▶ [Given request]: Retype all of the data exactly as given.

-.-.-

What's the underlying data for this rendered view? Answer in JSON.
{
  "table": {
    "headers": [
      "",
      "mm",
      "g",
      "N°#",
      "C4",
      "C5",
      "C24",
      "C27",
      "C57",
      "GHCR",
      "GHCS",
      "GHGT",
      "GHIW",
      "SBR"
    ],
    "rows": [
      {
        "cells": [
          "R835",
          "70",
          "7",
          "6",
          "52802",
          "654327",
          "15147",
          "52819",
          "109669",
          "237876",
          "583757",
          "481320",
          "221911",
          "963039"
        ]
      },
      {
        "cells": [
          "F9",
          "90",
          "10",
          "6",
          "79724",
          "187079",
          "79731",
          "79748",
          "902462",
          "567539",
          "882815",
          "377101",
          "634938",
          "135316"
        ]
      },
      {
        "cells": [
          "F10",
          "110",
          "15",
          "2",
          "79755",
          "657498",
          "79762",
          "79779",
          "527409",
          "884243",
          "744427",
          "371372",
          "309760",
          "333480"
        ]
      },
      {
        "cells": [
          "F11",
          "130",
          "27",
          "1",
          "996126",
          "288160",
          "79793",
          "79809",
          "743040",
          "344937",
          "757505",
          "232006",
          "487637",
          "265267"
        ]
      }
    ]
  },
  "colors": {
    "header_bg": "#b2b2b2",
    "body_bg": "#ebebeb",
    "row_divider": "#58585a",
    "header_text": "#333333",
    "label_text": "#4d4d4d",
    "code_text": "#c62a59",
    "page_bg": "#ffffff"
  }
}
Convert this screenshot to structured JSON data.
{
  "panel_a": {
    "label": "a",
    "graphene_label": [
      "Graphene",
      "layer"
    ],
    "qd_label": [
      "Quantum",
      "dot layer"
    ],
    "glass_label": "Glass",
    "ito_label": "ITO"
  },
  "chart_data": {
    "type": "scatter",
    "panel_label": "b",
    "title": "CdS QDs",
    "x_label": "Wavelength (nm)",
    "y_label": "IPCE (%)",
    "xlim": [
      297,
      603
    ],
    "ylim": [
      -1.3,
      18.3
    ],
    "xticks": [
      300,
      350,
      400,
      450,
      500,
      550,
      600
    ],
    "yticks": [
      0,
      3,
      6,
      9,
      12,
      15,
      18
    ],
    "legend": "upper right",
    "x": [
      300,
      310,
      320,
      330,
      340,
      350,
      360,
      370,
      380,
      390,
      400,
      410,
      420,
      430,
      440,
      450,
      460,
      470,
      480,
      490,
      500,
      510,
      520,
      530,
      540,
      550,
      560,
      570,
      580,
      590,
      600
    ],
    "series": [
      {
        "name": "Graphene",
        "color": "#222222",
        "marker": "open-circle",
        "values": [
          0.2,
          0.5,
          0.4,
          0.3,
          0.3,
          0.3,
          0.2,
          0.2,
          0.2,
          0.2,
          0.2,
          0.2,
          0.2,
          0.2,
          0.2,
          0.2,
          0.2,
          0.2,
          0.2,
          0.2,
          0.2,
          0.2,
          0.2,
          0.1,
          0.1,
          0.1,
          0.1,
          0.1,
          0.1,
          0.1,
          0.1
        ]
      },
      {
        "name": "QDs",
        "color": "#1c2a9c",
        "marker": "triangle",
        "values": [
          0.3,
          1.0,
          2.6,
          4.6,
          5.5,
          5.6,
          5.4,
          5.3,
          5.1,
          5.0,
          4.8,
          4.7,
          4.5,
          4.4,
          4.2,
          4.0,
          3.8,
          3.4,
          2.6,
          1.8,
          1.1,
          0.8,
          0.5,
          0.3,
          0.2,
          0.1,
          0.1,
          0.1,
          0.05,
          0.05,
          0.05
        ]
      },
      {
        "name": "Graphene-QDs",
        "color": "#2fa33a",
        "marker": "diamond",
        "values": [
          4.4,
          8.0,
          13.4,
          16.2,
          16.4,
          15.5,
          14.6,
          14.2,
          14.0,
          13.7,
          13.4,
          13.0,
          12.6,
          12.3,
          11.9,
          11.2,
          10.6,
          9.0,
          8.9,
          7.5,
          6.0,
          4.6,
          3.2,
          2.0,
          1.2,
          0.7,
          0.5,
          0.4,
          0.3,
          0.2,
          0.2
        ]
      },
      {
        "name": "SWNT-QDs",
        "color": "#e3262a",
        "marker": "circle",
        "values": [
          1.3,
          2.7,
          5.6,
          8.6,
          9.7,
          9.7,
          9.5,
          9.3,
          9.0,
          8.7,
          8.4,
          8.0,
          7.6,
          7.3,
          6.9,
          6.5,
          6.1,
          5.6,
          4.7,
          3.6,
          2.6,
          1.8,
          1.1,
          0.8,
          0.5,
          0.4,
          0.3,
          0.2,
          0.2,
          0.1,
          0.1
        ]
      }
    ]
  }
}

-.-.-

▶ [Complete output]:
What's the underlying data for this rendered view? Answer in JSON.
{
  "table": {
    "headers": [
      "",
      "mm",
      "g",
      "N°#",
      "C4",
      "C5",
      "C24",
      "C27",
      "C57",
      "GHCR",
      "GHCS",
      "GHGT",
      "GHIW",
      "SBR"
    ],
    "rows": [
      {
        "cells": [
          "R835",
          "70",
          "7",
          "6",
          "52802",
          "654327",
          "15147",
          "52819",
          "109669",
          "237876",
          "583757",
          "481320",
          "221911",
          "963039"
        ]
      },
      {
        "cells": [
          "F9",
          "90",
          "10",
          "6",
          "79724",
          "187079",
          "79731",
          "79748",
          "902462",
          "567539",
          "882815",
          "377101",
          "634938",
          "135316"
        ]
      },
      {
        "cells": [
          "F10",
          "110",
          "15",
          "2",
          "79755",
          "657498",
          "79762",
          "79779",
          "527409",
          "884243",
          "744427",
          "371372",
          "309760",
          "333480"
        ]
      },
      {
        "cells": [
          "F11",
          "130",
          "27",
          "1",
          "996126",
          "288160",
          "79793",
          "79809",
          "743040",
          "344937",
          "757505",
          "232006",
          "487637",
          "265267"
        ]
      }
    ]
  },
  "colors": {
    "header_bg": "#b2b2b2",
    "body_bg": "#ebebeb",
    "row_divider": "#58585a",
    "header_text": "#333333",
    "label_text": "#4d4d4d",
    "code_text": "#c62a59",
    "page_bg": "#ffffff"
  }
}
Convert this screenshot to structured JSON data.
{
  "panel_a": {
    "label": "a",
    "graphene_label": [
      "Graphene",
      "layer"
    ],
    "qd_label": [
      "Quantum",
      "dot layer"
    ],
    "glass_label": "Glass",
    "ito_label": "ITO"
  },
  "chart_data": {
    "type": "scatter",
    "panel_label": "b",
    "title": "CdS QDs",
    "x_label": "Wavelength (nm)",
    "y_label": "IPCE (%)",
    "xlim": [
      297,
      603
    ],
    "ylim": [
      -1.3,
      18.3
    ],
    "xticks": [
      300,
      350,
      400,
      450,
      500,
      550,
      600
    ],
    "yticks": [
      0,
      3,
      6,
      9,
      12,
      15,
      18
    ],
    "legend": "upper right",
    "x": [
      300,
      310,
      320,
      330,
      340,
      350,
      360,
      370,
      380,
      390,
      400,
      410,
      420,
      430,
      440,
      450,
      460,
      470,
      480,
      490,
      500,
      510,
      520,
      530,
      540,
      550,
      560,
      570,
      580,
      590,
      600
    ],
    "series": [
      {
        "name": "Graphene",
        "color": "#222222",
        "marker": "open-circle",
        "values": [
          0.2,
          0.5,
          0.4,
          0.3,
          0.3,
          0.3,
          0.2,
          0.2,
          0.2,
          0.2,
          0.2,
          0.2,
          0.2,
          0.2,
          0.2,
          0.2,
          0.2,
          0.2,
          0.2,
          0.2,
          0.2,
          0.2,
          0.2,
          0.1,
          0.1,
          0.1,
          0.1,
          0.1,
          0.1,
          0.1,
          0.1
        ]
      },
      {
        "name": "QDs",
        "color": "#1c2a9c",
        "marker": "triangle",
        "values": [
          0.3,
          1.0,
          2.6,
          4.6,
          5.5,
          5.6,
          5.4,
          5.3,
          5.1,
          5.0,
          4.8,
          4.7,
          4.5,
          4.4,
          4.2,
          4.0,
          3.8,
          3.4,
          2.6,
          1.8,
          1.1,
          0.8,
          0.5,
          0.3,
          0.2,
          0.1,
          0.1,
          0.1,
          0.05,
          0.05,
          0.05
        ]
      },
      {
        "name": "Graphene-QDs",
        "color": "#2fa33a",
        "marker": "diamond",
        "values": [
          4.4,
          8.0,
          13.4,
          16.2,
          16.4,
          15.5,
          14.6,
          14.2,
          14.0,
          13.7,
          13.4,
          13.0,
          12.6,
          12.3,
          11.9,
          11.2,
          10.6,
          9.0,
          8.9,
          7.5,
          6.0,
          4.6,
          3.2,
          2.0,
          1.2,
          0.7,
          0.5,
          0.4,
          0.3,
          0.2,
          0.2
        ]
      },
      {
        "name": "SWNT-QDs",
        "color": "#e3262a",
        "marker": "circle",
        "values": [
          1.3,
          2.7,
          5.6,
          8.6,
          9.7,
          9.7,
          9.5,
          9.3,
          9.0,
          8.7,
          8.4,
          8.0,
          7.6,
          7.3,
          6.9,
          6.5,
          6.1,
          5.6,
          4.7,
          3.6,
          2.6,
          1.8,
          1.1,
          0.8,
          0.5,
          0.4,
          0.3,
          0.2,
          0.2,
          0.1,
          0.1
        ]
      }
    ]
  }
}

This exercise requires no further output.